Dataset records
┄┄┄┄┄┄┄┄┄┄┄┄┄┄┄┄┄┄┄┄

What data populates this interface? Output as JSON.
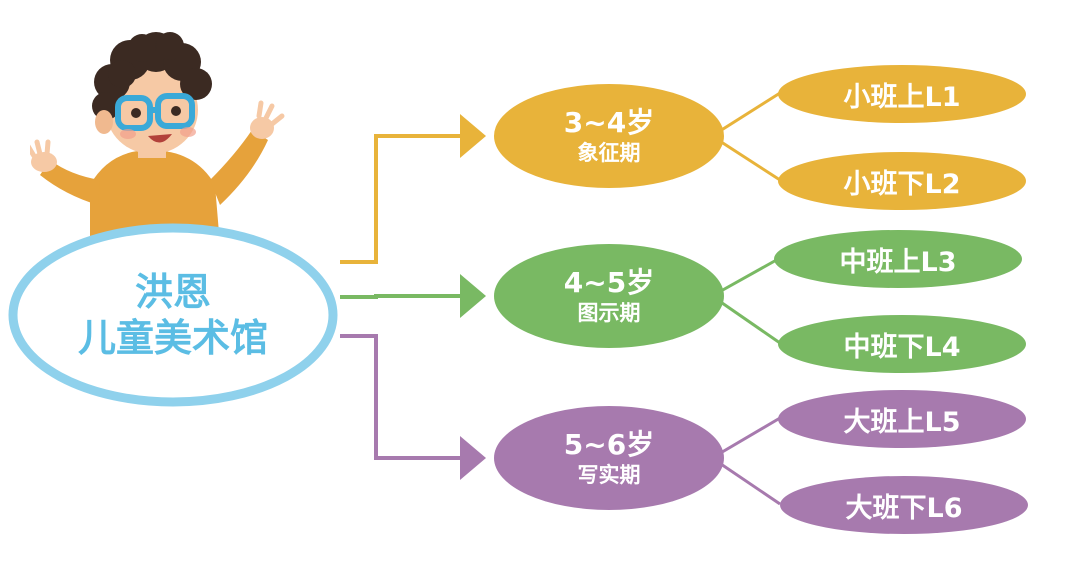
{
  "root": {
    "line1": "洪恩",
    "line2": "儿童美术馆"
  },
  "colors": {
    "root_fill": "#ffffff",
    "root_border": "#8fd1ec",
    "root_text": "#5bbde4",
    "yellow": "#e8b33a",
    "green": "#79b963",
    "purple": "#a77aae",
    "mascot_shirt": "#e6a23b",
    "mascot_hair": "#3b2a22",
    "mascot_glasses": "#3aa9d8",
    "mascot_skin": "#f6c9a5"
  },
  "mascot": {
    "icon": "cartoon-boy-with-glasses"
  },
  "groups": [
    {
      "age": "3~4岁",
      "stage": "象征期",
      "color": "yellow",
      "levels": [
        "小班上L1",
        "小班下L2"
      ]
    },
    {
      "age": "4~5岁",
      "stage": "图示期",
      "color": "green",
      "levels": [
        "中班上L3",
        "中班下L4"
      ]
    },
    {
      "age": "5~6岁",
      "stage": "写实期",
      "color": "purple",
      "levels": [
        "大班上L5",
        "大班下L6"
      ]
    }
  ]
}
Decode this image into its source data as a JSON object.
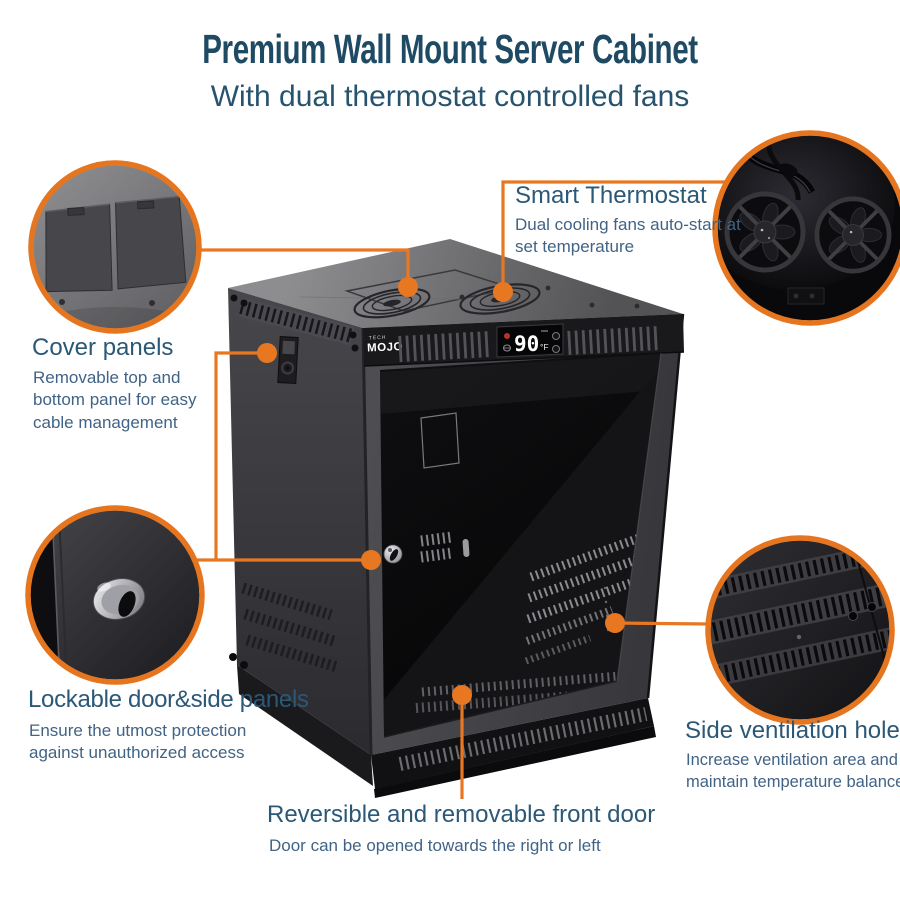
{
  "header": {
    "title": "Premium Wall Mount Server Cabinet",
    "subtitle": "With dual thermostat controlled fans"
  },
  "product": {
    "brand_small": "TECH",
    "brand": "MOJO",
    "display_temp": "90",
    "display_unit": "°F"
  },
  "callouts": {
    "smart_thermostat": {
      "heading": "Smart Thermostat",
      "description": "Dual cooling fans auto-start at set temperature"
    },
    "cover_panels": {
      "heading": "Cover panels",
      "description": "Removable top and bottom panel for easy cable management"
    },
    "lockable_door": {
      "heading": "Lockable door&side panels",
      "description": "Ensure the utmost protection against unauthorized access"
    },
    "side_ventilation": {
      "heading": "Side ventilation holes",
      "description": "Increase ventilation area and maintain temperature balance"
    },
    "front_door": {
      "heading": "Reversible and removable front door",
      "description": "Door can be opened towards the right or left"
    }
  },
  "colors": {
    "accent_orange": "#E87722",
    "title_blue": "#1E4A64",
    "heading_blue": "#2B5877",
    "body_blue": "#416385"
  }
}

┄┄┄┄┄┄┄┄┄┄┄┄┄┄┄┄┄┄┄┄

Set task
Copy out each record shown above without alteration, skipping any picture.

Response
What data populates this interface? Output as JSON.
{
  "root": {
    "line1": "洪恩",
    "line2": "儿童美术馆"
  },
  "colors": {
    "root_fill": "#ffffff",
    "root_border": "#8fd1ec",
    "root_text": "#5bbde4",
    "yellow": "#e8b33a",
    "green": "#79b963",
    "purple": "#a77aae",
    "mascot_shirt": "#e6a23b",
    "mascot_hair": "#3b2a22",
    "mascot_glasses": "#3aa9d8",
    "mascot_skin": "#f6c9a5"
  },
  "mascot": {
    "icon": "cartoon-boy-with-glasses"
  },
  "groups": [
    {
      "age": "3~4岁",
      "stage": "象征期",
      "color": "yellow",
      "levels": [
        "小班上L1",
        "小班下L2"
      ]
    },
    {
      "age": "4~5岁",
      "stage": "图示期",
      "color": "green",
      "levels": [
        "中班上L3",
        "中班下L4"
      ]
    },
    {
      "age": "5~6岁",
      "stage": "写实期",
      "color": "purple",
      "levels": [
        "大班上L5",
        "大班下L6"
      ]
    }
  ]
}
Decode this image into its source data as a JSON object.
{
  "header": {
    "title": "Premium Wall Mount Server Cabinet",
    "subtitle": "With dual thermostat controlled fans"
  },
  "product": {
    "brand_small": "TECH",
    "brand": "MOJO",
    "display_temp": "90",
    "display_unit": "°F"
  },
  "callouts": {
    "smart_thermostat": {
      "heading": "Smart Thermostat",
      "description": "Dual cooling fans auto-start at set temperature"
    },
    "cover_panels": {
      "heading": "Cover panels",
      "description": "Removable top and bottom panel for easy cable management"
    },
    "lockable_door": {
      "heading": "Lockable door&side panels",
      "description": "Ensure the utmost protection against unauthorized access"
    },
    "side_ventilation": {
      "heading": "Side ventilation holes",
      "description": "Increase ventilation area and maintain temperature balance"
    },
    "front_door": {
      "heading": "Reversible and removable front door",
      "description": "Door can be opened towards the right or left"
    }
  },
  "colors": {
    "accent_orange": "#E87722",
    "title_blue": "#1E4A64",
    "heading_blue": "#2B5877",
    "body_blue": "#416385"
  }
}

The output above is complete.